## DIRECTIVE
Can you copy out every item below word for word, leaving out the pictures?
╔══
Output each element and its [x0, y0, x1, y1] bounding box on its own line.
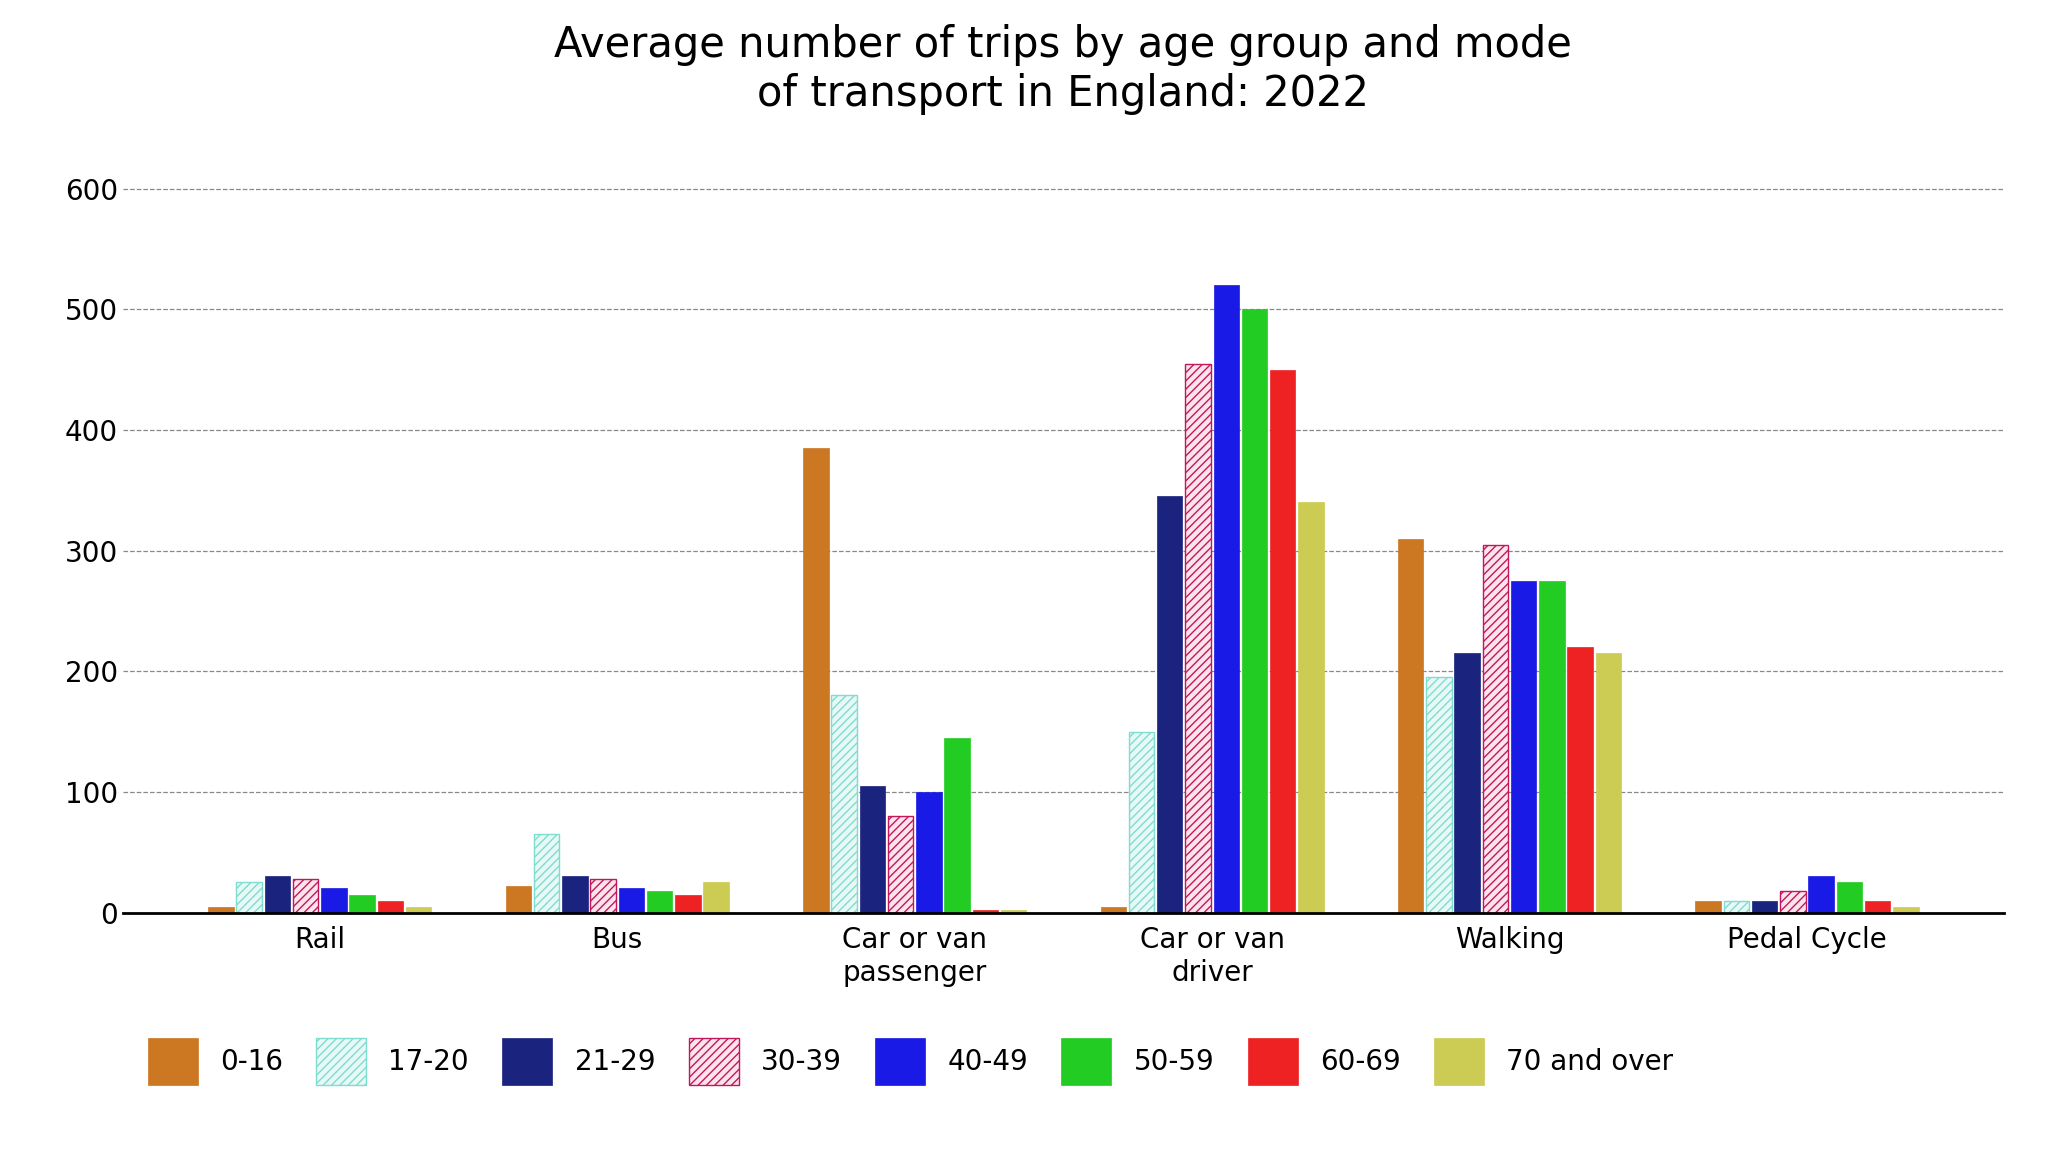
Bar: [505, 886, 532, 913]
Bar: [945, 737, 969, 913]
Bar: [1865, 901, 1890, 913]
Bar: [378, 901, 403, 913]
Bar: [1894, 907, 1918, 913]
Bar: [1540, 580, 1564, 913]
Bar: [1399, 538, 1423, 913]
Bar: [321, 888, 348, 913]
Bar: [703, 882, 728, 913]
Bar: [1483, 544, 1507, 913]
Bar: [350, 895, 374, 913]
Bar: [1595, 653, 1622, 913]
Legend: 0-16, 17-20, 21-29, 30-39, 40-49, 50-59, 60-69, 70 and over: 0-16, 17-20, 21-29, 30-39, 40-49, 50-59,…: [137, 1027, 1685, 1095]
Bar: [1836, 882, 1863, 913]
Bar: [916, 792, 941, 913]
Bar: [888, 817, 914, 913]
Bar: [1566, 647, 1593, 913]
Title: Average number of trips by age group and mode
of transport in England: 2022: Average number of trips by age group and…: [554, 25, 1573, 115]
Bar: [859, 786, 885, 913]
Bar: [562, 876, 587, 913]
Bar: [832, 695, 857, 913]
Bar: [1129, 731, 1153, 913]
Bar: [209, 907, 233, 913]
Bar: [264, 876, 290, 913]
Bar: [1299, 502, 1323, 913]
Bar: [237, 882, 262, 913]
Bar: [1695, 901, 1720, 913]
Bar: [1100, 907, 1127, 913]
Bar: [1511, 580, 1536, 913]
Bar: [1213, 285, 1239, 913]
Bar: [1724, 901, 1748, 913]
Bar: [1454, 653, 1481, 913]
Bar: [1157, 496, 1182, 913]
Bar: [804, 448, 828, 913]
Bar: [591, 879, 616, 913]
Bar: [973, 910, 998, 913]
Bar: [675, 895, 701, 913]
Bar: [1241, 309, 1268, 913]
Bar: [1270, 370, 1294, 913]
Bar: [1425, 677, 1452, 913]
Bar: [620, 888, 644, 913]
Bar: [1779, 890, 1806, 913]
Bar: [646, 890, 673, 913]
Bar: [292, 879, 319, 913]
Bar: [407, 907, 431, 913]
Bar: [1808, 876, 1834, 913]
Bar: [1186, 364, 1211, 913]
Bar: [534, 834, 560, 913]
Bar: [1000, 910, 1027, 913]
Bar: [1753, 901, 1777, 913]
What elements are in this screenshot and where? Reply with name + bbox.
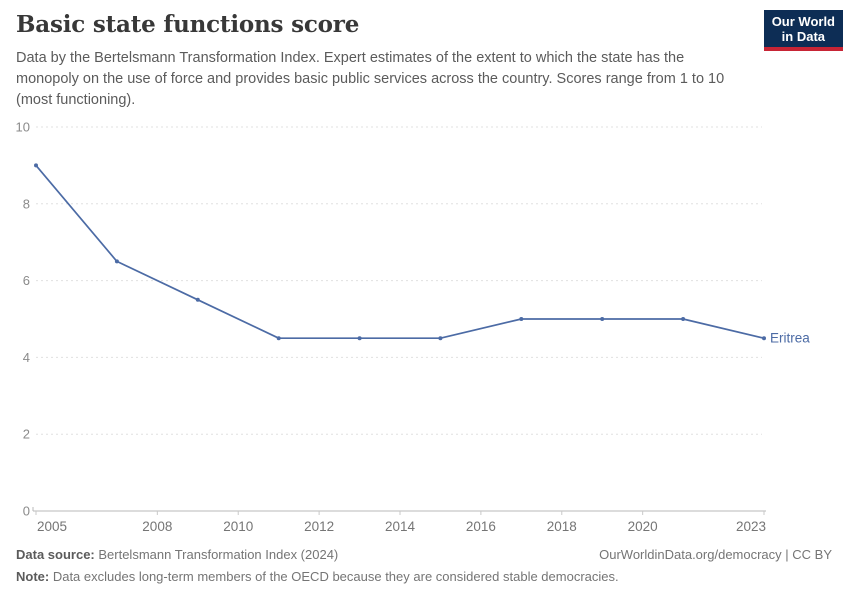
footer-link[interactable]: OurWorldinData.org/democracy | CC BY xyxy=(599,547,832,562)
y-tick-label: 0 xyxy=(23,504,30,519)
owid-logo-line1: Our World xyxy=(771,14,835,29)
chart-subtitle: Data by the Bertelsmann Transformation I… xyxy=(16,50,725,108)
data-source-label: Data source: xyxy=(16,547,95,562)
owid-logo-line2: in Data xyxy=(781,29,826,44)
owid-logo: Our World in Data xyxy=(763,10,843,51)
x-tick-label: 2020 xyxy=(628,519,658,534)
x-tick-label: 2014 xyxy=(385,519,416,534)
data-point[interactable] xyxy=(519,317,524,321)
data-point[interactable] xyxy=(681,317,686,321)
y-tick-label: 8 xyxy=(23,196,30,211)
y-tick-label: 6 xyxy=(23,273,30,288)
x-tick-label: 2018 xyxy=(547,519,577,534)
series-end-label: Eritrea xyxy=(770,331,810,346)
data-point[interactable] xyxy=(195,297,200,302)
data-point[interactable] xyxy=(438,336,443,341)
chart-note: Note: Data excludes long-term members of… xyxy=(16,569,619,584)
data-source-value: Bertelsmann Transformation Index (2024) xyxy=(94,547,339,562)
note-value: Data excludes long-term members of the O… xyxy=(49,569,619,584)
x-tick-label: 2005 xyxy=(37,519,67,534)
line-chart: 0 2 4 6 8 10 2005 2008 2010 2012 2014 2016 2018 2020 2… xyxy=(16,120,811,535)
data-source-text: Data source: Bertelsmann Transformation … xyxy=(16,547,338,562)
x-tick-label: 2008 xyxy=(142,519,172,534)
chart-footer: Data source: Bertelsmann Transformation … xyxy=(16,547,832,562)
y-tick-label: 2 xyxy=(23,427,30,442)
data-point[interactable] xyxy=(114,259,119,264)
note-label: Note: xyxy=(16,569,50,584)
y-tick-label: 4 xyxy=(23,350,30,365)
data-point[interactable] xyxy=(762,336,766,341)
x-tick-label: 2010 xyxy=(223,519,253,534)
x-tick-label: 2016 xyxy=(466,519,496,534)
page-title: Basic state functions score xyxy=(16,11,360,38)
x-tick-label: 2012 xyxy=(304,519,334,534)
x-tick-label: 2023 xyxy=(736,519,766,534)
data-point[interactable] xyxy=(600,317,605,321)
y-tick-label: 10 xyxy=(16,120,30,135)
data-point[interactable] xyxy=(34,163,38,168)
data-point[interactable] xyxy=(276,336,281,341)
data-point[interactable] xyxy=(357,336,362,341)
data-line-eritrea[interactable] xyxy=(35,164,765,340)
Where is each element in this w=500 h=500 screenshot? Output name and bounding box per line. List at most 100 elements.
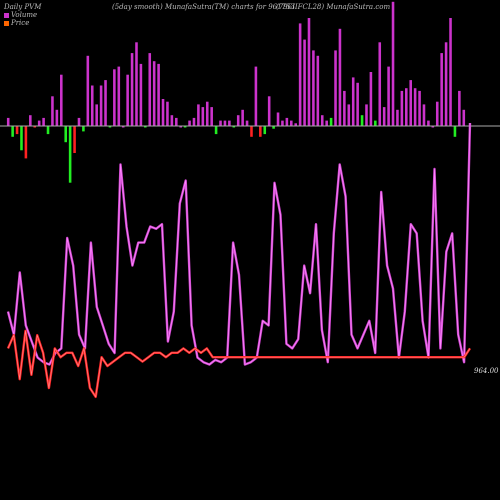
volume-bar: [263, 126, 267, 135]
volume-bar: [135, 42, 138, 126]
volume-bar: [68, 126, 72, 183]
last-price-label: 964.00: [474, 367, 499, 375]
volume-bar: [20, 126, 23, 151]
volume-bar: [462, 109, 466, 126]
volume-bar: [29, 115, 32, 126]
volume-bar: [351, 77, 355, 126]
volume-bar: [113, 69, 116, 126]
╚══
## OUTPUT
Output each element and its [x0, y0, x1, y1] bounding box on its own line.
Bar: [505, 886, 532, 913]
Bar: [945, 737, 969, 913]
Bar: [1865, 901, 1890, 913]
Bar: [378, 901, 403, 913]
Bar: [1894, 907, 1918, 913]
Bar: [1540, 580, 1564, 913]
Bar: [1399, 538, 1423, 913]
Bar: [321, 888, 348, 913]
Bar: [703, 882, 728, 913]
Bar: [1483, 544, 1507, 913]
Bar: [350, 895, 374, 913]
Bar: [1595, 653, 1622, 913]
Legend: 0-16, 17-20, 21-29, 30-39, 40-49, 50-59, 60-69, 70 and over: 0-16, 17-20, 21-29, 30-39, 40-49, 50-59,…: [137, 1027, 1685, 1095]
Bar: [1836, 882, 1863, 913]
Bar: [916, 792, 941, 913]
Bar: [888, 817, 914, 913]
Bar: [1566, 647, 1593, 913]
Title: Average number of trips by age group and mode
of transport in England: 2022: Average number of trips by age group and…: [554, 25, 1573, 115]
Bar: [859, 786, 885, 913]
Bar: [562, 876, 587, 913]
Bar: [832, 695, 857, 913]
Bar: [1129, 731, 1153, 913]
Bar: [209, 907, 233, 913]
Bar: [264, 876, 290, 913]
Bar: [1299, 502, 1323, 913]
Bar: [237, 882, 262, 913]
Bar: [1695, 901, 1720, 913]
Bar: [1100, 907, 1127, 913]
Bar: [1511, 580, 1536, 913]
Bar: [1213, 285, 1239, 913]
Bar: [1724, 901, 1748, 913]
Bar: [1454, 653, 1481, 913]
Bar: [1157, 496, 1182, 913]
Bar: [804, 448, 828, 913]
Bar: [591, 879, 616, 913]
Bar: [973, 910, 998, 913]
Bar: [675, 895, 701, 913]
Bar: [1241, 309, 1268, 913]
Bar: [1270, 370, 1294, 913]
Bar: [1425, 677, 1452, 913]
Bar: [620, 888, 644, 913]
Bar: [1779, 890, 1806, 913]
Bar: [646, 890, 673, 913]
Bar: [292, 879, 319, 913]
Bar: [407, 907, 431, 913]
Bar: [1808, 876, 1834, 913]
Bar: [1186, 364, 1211, 913]
Bar: [534, 834, 560, 913]
Bar: [1000, 910, 1027, 913]
Bar: [1753, 901, 1777, 913]
What elements are in this screenshot and where? Reply with name + bbox.
footer-link[interactable]: OurWorldinData.org/democracy | CC BY xyxy=(599,547,832,562)
y-tick-label: 0 xyxy=(23,504,30,519)
owid-logo-line1: Our World xyxy=(771,14,835,29)
chart-subtitle: Data by the Bertelsmann Transformation I… xyxy=(16,50,725,108)
data-source-label: Data source: xyxy=(16,547,95,562)
owid-logo-line2: in Data xyxy=(781,29,826,44)
owid-logo: Our World in Data xyxy=(763,10,843,51)
x-tick-label: 2020 xyxy=(628,519,658,534)
x-tick-label: 2014 xyxy=(385,519,416,534)
data-point[interactable] xyxy=(519,317,524,321)
data-point[interactable] xyxy=(681,317,686,321)
y-tick-label: 8 xyxy=(23,196,30,211)
y-tick-label: 6 xyxy=(23,273,30,288)
x-tick-label: 2018 xyxy=(547,519,577,534)
series-end-label: Eritrea xyxy=(770,331,810,346)
data-point[interactable] xyxy=(195,297,200,302)
data-point[interactable] xyxy=(438,336,443,341)
chart-note: Note: Data excludes long-term members of… xyxy=(16,569,619,584)
data-source-value: Bertelsmann Transformation Index (2024) xyxy=(94,547,339,562)
note-value: Data excludes long-term members of the O… xyxy=(49,569,619,584)
x-tick-label: 2005 xyxy=(37,519,67,534)
line-chart: 0 2 4 6 8 10 2005 2008 2010 2012 2014 2016 2018 2020 2… xyxy=(16,120,811,535)
data-source-text: Data source: Bertelsmann Transformation … xyxy=(16,547,338,562)
x-tick-label: 2008 xyxy=(142,519,172,534)
chart-footer: Data source: Bertelsmann Transformation … xyxy=(16,547,832,562)
y-tick-label: 2 xyxy=(23,427,30,442)
data-point[interactable] xyxy=(114,259,119,264)
note-label: Note: xyxy=(16,569,50,584)
y-tick-label: 4 xyxy=(23,350,30,365)
data-point[interactable] xyxy=(762,336,766,341)
x-tick-label: 2010 xyxy=(223,519,253,534)
x-tick-label: 2016 xyxy=(466,519,496,534)
page-title: Basic state functions score xyxy=(16,11,360,38)
x-tick-label: 2012 xyxy=(304,519,334,534)
x-tick-label: 2023 xyxy=(736,519,766,534)
data-point[interactable] xyxy=(600,317,605,321)
y-tick-label: 10 xyxy=(16,120,30,135)
data-point[interactable] xyxy=(34,163,38,168)
data-point[interactable] xyxy=(276,336,281,341)
data-point[interactable] xyxy=(357,336,362,341)
data-line-eritrea[interactable] xyxy=(35,164,765,340)
Where is each element in this w=500 h=500 screenshot? Output name and bounding box per line. List at most 100 elements.
volume-bar: [263, 126, 267, 135]
volume-bar: [135, 42, 138, 126]
volume-bar: [68, 126, 72, 183]
last-price-label: 964.00: [474, 367, 499, 375]
volume-bar: [20, 126, 23, 151]
volume-bar: [462, 109, 466, 126]
volume-bar: [29, 115, 32, 126]
volume-bar: [351, 77, 355, 126]
volume-bar: [113, 69, 116, 126]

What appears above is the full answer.